| Source data |

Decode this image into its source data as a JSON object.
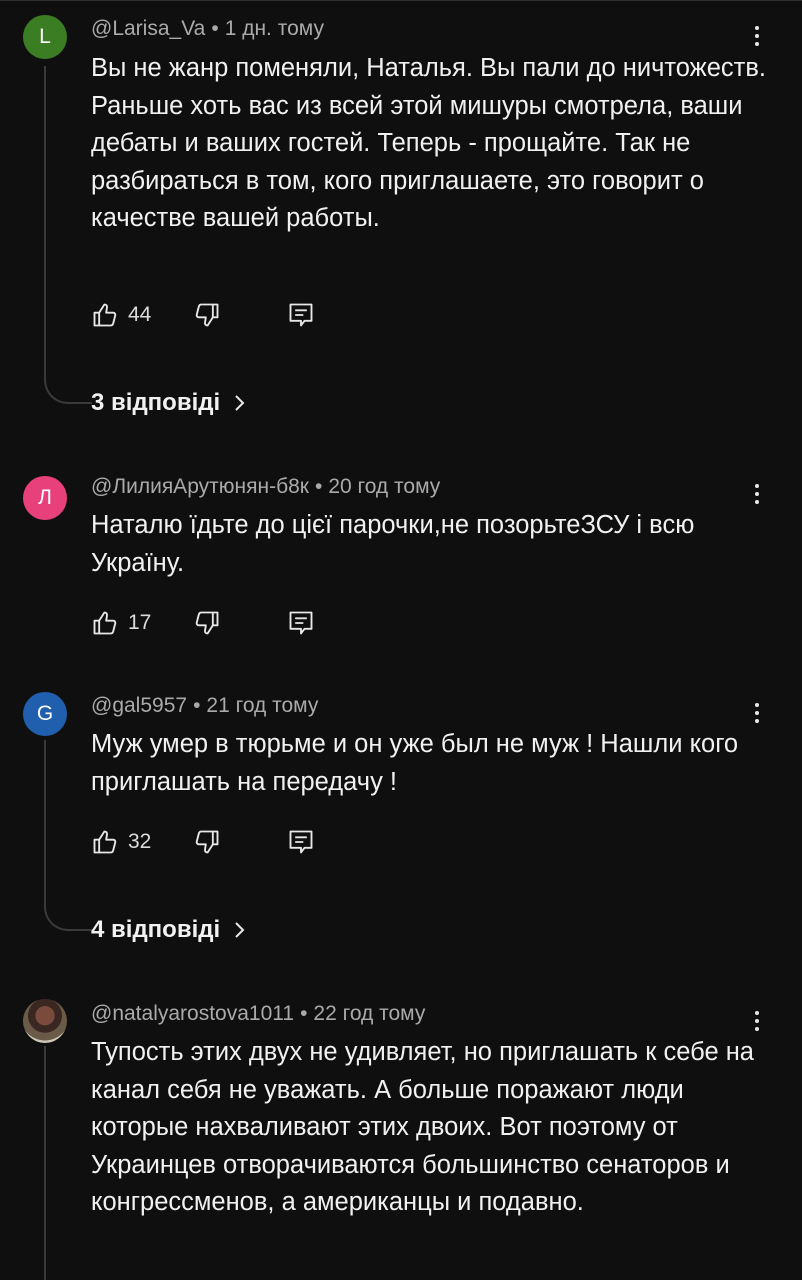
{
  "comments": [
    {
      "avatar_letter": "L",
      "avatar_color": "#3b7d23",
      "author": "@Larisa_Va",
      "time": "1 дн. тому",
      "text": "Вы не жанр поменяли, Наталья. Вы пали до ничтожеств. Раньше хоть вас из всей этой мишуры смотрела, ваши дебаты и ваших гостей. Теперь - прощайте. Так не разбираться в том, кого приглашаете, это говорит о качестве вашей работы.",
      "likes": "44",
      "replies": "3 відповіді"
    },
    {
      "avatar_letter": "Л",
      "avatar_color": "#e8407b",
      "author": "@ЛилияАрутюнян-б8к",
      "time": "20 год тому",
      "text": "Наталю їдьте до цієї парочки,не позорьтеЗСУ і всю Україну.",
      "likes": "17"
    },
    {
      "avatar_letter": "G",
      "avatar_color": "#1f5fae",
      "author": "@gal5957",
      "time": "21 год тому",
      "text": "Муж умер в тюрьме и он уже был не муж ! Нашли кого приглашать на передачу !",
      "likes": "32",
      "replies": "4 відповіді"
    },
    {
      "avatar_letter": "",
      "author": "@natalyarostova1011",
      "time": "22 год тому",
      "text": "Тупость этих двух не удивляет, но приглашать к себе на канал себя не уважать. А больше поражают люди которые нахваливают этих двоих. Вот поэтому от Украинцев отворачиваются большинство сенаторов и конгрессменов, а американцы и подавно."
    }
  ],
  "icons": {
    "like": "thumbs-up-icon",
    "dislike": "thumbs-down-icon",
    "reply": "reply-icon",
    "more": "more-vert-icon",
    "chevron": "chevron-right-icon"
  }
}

| Problem requirements |
Leave the images out, please, and restate each line word for word.

| Task solution |
Decode this image into its source data as a JSON object.
{
  "comments": [
    {
      "avatar_letter": "L",
      "avatar_color": "#3b7d23",
      "author": "@Larisa_Va",
      "time": "1 дн. тому",
      "text": "Вы не жанр поменяли, Наталья. Вы пали до ничтожеств. Раньше хоть вас из всей этой мишуры смотрела, ваши дебаты и ваших гостей. Теперь - прощайте. Так не разбираться в том, кого приглашаете, это говорит о качестве вашей работы.",
      "likes": "44",
      "replies": "3 відповіді"
    },
    {
      "avatar_letter": "Л",
      "avatar_color": "#e8407b",
      "author": "@ЛилияАрутюнян-б8к",
      "time": "20 год тому",
      "text": "Наталю їдьте до цієї парочки,не позорьтеЗСУ і всю Україну.",
      "likes": "17"
    },
    {
      "avatar_letter": "G",
      "avatar_color": "#1f5fae",
      "author": "@gal5957",
      "time": "21 год тому",
      "text": "Муж умер в тюрьме и он уже был не муж ! Нашли кого приглашать на передачу !",
      "likes": "32",
      "replies": "4 відповіді"
    },
    {
      "avatar_letter": "",
      "author": "@natalyarostova1011",
      "time": "22 год тому",
      "text": "Тупость этих двух не удивляет, но приглашать к себе на канал себя не уважать. А больше поражают люди которые нахваливают этих двоих. Вот поэтому от Украинцев отворачиваются большинство сенаторов и конгрессменов, а американцы и подавно."
    }
  ],
  "icons": {
    "like": "thumbs-up-icon",
    "dislike": "thumbs-down-icon",
    "reply": "reply-icon",
    "more": "more-vert-icon",
    "chevron": "chevron-right-icon"
  }
}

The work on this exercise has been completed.